-- begin --
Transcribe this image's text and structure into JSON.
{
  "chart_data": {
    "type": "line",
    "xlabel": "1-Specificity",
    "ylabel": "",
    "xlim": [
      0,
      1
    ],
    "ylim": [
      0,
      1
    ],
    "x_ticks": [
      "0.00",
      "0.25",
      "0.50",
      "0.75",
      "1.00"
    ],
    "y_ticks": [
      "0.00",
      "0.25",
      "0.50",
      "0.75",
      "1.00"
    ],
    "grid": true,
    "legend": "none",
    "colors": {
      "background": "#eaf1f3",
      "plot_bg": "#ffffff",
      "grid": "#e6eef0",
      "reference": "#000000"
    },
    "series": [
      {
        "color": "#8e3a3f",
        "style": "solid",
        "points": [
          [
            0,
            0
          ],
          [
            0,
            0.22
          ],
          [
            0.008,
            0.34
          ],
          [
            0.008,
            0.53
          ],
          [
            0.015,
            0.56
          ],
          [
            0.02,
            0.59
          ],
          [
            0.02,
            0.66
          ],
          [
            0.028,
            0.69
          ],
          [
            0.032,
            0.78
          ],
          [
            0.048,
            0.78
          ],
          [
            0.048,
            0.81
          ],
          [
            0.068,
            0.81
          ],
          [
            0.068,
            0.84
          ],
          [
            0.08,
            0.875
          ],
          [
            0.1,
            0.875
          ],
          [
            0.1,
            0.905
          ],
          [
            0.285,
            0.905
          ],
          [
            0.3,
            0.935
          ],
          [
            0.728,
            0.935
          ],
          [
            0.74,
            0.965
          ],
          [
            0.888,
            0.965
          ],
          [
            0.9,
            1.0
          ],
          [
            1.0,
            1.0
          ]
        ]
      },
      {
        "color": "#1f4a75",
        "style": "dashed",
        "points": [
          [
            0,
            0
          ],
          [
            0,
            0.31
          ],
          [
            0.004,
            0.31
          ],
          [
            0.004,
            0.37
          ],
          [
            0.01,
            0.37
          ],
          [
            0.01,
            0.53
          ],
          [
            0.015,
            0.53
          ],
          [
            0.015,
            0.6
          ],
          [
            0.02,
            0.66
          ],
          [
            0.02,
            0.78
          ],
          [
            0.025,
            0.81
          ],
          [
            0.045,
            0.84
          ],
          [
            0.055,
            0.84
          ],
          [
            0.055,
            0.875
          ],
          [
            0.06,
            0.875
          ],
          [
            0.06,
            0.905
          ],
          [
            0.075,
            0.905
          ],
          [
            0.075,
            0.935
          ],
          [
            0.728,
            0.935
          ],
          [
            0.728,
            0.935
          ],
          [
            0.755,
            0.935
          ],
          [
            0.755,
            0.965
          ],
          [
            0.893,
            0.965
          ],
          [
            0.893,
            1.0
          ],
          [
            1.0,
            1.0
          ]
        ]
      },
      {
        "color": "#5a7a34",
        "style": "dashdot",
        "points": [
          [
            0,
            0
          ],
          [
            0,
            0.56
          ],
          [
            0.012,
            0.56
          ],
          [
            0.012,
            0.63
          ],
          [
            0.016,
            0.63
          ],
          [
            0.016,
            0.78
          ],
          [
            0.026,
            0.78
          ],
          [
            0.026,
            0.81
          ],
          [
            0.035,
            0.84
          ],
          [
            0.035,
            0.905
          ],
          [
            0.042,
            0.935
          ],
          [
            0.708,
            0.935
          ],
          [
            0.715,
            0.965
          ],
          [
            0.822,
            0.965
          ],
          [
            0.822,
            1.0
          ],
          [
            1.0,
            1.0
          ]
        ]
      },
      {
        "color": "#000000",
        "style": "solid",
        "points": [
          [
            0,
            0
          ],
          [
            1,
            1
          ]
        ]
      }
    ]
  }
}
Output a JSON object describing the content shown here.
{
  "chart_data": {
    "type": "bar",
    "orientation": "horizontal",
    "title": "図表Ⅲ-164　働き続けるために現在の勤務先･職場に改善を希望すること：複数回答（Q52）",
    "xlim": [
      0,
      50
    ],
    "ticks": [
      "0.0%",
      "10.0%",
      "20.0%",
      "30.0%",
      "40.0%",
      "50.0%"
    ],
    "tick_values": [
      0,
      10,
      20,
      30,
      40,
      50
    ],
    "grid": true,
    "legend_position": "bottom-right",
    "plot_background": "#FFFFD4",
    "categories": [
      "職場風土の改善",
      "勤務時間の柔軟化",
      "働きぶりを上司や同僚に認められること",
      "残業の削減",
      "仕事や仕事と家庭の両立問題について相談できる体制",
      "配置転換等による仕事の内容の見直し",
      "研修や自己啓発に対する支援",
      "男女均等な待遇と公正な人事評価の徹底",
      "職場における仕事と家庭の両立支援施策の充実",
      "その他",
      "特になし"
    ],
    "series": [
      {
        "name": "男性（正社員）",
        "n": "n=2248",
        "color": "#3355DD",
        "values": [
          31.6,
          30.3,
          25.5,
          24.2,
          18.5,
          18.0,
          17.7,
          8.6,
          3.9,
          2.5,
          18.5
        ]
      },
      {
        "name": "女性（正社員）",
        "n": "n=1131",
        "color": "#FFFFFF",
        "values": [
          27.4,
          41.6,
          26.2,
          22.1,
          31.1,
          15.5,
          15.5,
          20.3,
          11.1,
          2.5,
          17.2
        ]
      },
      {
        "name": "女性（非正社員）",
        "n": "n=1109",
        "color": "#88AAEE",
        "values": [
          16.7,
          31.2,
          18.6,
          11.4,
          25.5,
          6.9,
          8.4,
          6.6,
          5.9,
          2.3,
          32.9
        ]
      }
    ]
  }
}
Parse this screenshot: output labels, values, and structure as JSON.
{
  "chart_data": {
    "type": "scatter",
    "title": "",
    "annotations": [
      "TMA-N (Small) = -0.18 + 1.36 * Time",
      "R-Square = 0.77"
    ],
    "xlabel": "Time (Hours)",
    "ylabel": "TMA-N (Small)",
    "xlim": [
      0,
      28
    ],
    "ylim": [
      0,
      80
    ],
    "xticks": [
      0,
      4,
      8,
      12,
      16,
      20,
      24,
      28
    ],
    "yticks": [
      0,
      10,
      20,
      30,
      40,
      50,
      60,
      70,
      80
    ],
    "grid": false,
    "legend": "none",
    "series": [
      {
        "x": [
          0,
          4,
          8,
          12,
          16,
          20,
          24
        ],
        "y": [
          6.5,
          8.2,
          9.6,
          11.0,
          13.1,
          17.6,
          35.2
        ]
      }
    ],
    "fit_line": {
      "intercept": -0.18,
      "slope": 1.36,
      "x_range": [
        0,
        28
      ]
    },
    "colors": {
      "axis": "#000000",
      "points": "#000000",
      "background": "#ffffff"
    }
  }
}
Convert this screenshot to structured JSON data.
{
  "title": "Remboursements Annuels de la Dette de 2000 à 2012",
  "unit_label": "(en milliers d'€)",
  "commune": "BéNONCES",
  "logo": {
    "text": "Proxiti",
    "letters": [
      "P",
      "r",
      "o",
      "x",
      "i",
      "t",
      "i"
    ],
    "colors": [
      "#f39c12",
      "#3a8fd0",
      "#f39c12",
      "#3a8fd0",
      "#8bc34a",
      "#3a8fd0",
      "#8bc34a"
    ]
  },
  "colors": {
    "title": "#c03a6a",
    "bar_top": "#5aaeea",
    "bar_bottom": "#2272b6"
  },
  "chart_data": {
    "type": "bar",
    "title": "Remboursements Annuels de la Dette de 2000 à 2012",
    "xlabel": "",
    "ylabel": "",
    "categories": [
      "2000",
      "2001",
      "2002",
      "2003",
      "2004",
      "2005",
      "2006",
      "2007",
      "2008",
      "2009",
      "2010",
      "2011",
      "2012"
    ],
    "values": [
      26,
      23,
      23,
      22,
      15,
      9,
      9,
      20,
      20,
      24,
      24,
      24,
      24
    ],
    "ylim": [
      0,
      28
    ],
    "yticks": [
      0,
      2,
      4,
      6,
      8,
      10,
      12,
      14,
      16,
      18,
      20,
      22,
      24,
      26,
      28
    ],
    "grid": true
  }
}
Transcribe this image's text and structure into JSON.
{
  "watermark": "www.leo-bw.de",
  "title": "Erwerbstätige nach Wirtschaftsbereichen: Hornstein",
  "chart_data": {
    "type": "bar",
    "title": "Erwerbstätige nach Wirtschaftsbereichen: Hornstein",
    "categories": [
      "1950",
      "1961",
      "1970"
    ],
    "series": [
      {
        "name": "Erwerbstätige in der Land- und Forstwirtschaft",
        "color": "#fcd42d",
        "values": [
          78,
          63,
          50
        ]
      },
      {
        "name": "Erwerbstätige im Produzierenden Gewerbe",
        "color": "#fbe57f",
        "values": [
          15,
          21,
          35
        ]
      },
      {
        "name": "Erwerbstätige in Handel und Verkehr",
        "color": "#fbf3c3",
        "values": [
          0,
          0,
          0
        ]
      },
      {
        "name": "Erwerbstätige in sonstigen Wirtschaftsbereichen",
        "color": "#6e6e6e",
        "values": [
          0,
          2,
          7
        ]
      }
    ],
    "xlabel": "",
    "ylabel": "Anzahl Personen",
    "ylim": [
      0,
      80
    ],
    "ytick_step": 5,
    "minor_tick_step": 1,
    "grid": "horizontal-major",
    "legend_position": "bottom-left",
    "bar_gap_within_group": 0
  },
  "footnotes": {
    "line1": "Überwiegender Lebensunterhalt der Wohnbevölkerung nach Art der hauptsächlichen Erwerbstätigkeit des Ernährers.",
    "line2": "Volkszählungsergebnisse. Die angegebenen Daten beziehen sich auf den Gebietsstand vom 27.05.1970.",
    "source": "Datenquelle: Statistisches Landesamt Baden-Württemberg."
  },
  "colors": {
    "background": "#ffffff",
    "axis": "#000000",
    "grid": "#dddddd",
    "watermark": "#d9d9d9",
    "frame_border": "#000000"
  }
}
-- end --
Copy all lines in the listing above where the string "ylabel" appears.

    "ylabel": "",
    "ylabel": "TMA-N (Small)",
    "ylabel": "",
    "ylabel": "Anzahl Personen",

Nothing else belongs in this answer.